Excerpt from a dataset
[BEGIN]

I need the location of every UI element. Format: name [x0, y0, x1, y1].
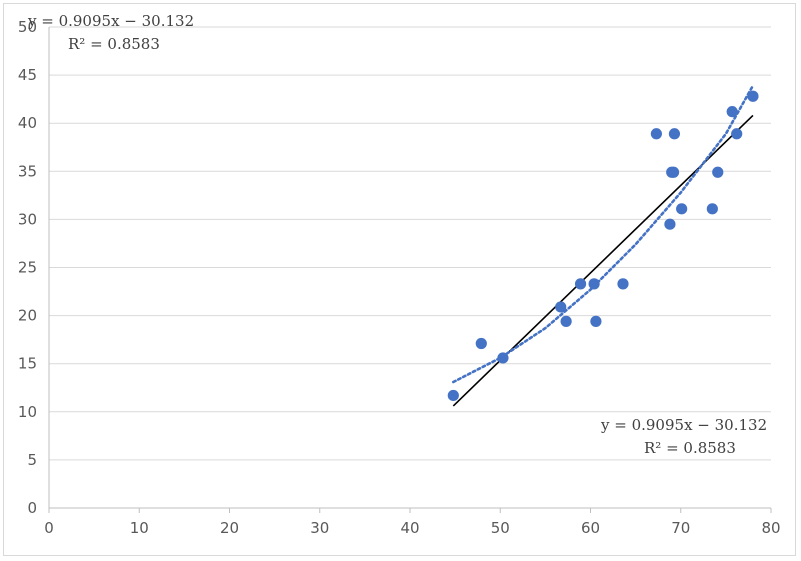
r-squared-line: R² = 0.8583 [644, 439, 736, 457]
data-point [676, 203, 688, 215]
data-point [560, 315, 572, 327]
y-tick-label: 10 [18, 403, 37, 421]
data-point [574, 278, 587, 290]
data-point [726, 106, 738, 118]
data-point [664, 218, 676, 230]
data-point [588, 278, 600, 290]
x-tick-label: 0 [44, 519, 54, 537]
x-tick-label: 10 [130, 519, 149, 537]
data-point [447, 389, 459, 402]
data-point [731, 128, 743, 140]
data-point [590, 315, 602, 327]
data-point [668, 128, 681, 140]
data-point [667, 166, 680, 178]
data-point [497, 352, 509, 364]
y-tick-label: 45 [18, 66, 37, 84]
y-tick-label: 20 [18, 307, 37, 325]
equation-annotation-top-left: y = 0.9095x − 30.132 R² = 0.8583 [27, 12, 194, 53]
data-point [555, 301, 567, 313]
x-tick-label: 30 [310, 519, 329, 537]
data-point [706, 203, 718, 215]
x-tick-label: 50 [491, 519, 510, 537]
r-squared-line: R² = 0.8583 [68, 35, 160, 53]
data-points [447, 90, 759, 402]
chart-frame [3, 3, 796, 556]
gridlines [49, 26, 771, 461]
data-point [712, 166, 724, 178]
polynomial-trendline [452, 84, 755, 384]
tick-labels: 0 5 10 15 20 25 30 35 40 45 50 0 10 20 30 40 50 60 70 80 [18, 18, 781, 537]
x-tick-label: 40 [400, 519, 419, 537]
y-tick-label: 30 [18, 210, 37, 228]
x-tick-label: 60 [581, 519, 600, 537]
y-tick-label: 40 [18, 114, 37, 132]
x-tick-label: 80 [761, 519, 780, 537]
y-tick-label: 5 [27, 451, 37, 469]
x-tick-label: 70 [671, 519, 690, 537]
x-tick-label: 20 [220, 519, 239, 537]
equation-annotation-bottom-right: y = 0.9095x − 30.132 R² = 0.8583 [600, 416, 767, 457]
axes [48, 27, 772, 513]
y-tick-label: 35 [18, 162, 37, 180]
y-tick-label: 50 [18, 18, 37, 36]
y-tick-label: 15 [18, 355, 37, 373]
y-tick-label: 0 [27, 499, 37, 517]
data-point [650, 128, 662, 140]
y-tick-label: 25 [18, 259, 37, 277]
equation-line: y = 0.9095x − 30.132 [600, 416, 767, 434]
data-point [747, 90, 759, 102]
equation-line: y = 0.9095x − 30.132 [27, 12, 194, 30]
data-point [475, 337, 487, 350]
data-point [617, 278, 629, 290]
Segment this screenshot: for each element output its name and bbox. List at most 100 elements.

[END]

- **Exercise aim**
Reproduce every line of the records above word for word, leaving out the pictures.

- **Written answer**
I need the location of every UI element. Format: name [x0, y0, x1, y1].
r-squared-line: R² = 0.8583 [644, 439, 736, 457]
data-point [676, 203, 688, 215]
data-point [560, 315, 572, 327]
y-tick-label: 10 [18, 403, 37, 421]
data-point [574, 278, 587, 290]
data-point [726, 106, 738, 118]
data-point [664, 218, 676, 230]
data-point [588, 278, 600, 290]
x-tick-label: 0 [44, 519, 54, 537]
x-tick-label: 10 [130, 519, 149, 537]
data-point [447, 389, 459, 402]
data-point [731, 128, 743, 140]
data-point [590, 315, 602, 327]
data-point [668, 128, 681, 140]
data-point [667, 166, 680, 178]
data-point [497, 352, 509, 364]
y-tick-label: 45 [18, 66, 37, 84]
y-tick-label: 20 [18, 307, 37, 325]
equation-annotation-top-left: y = 0.9095x − 30.132 R² = 0.8583 [27, 12, 194, 53]
data-point [555, 301, 567, 313]
x-tick-label: 30 [310, 519, 329, 537]
data-point [706, 203, 718, 215]
x-tick-label: 50 [491, 519, 510, 537]
r-squared-line: R² = 0.8583 [68, 35, 160, 53]
data-points [447, 90, 759, 402]
chart-frame [3, 3, 796, 556]
gridlines [49, 26, 771, 461]
data-point [712, 166, 724, 178]
polynomial-trendline [452, 84, 755, 384]
tick-labels: 0 5 10 15 20 25 30 35 40 45 50 0 10 20 30 40 50 60 70 80 [18, 18, 781, 537]
x-tick-label: 40 [400, 519, 419, 537]
y-tick-label: 30 [18, 210, 37, 228]
x-tick-label: 60 [581, 519, 600, 537]
y-tick-label: 40 [18, 114, 37, 132]
x-tick-label: 80 [761, 519, 780, 537]
y-tick-label: 5 [27, 451, 37, 469]
x-tick-label: 70 [671, 519, 690, 537]
x-tick-label: 20 [220, 519, 239, 537]
equation-annotation-bottom-right: y = 0.9095x − 30.132 R² = 0.8583 [600, 416, 767, 457]
axes [48, 27, 772, 513]
y-tick-label: 35 [18, 162, 37, 180]
y-tick-label: 50 [18, 18, 37, 36]
y-tick-label: 15 [18, 355, 37, 373]
y-tick-label: 0 [27, 499, 37, 517]
data-point [650, 128, 662, 140]
y-tick-label: 25 [18, 259, 37, 277]
equation-line: y = 0.9095x − 30.132 [600, 416, 767, 434]
data-point [747, 90, 759, 102]
equation-line: y = 0.9095x − 30.132 [27, 12, 194, 30]
data-point [475, 337, 487, 350]
data-point [617, 278, 629, 290]
Segment this screenshot: for each element output its name and bbox. List at most 100 elements.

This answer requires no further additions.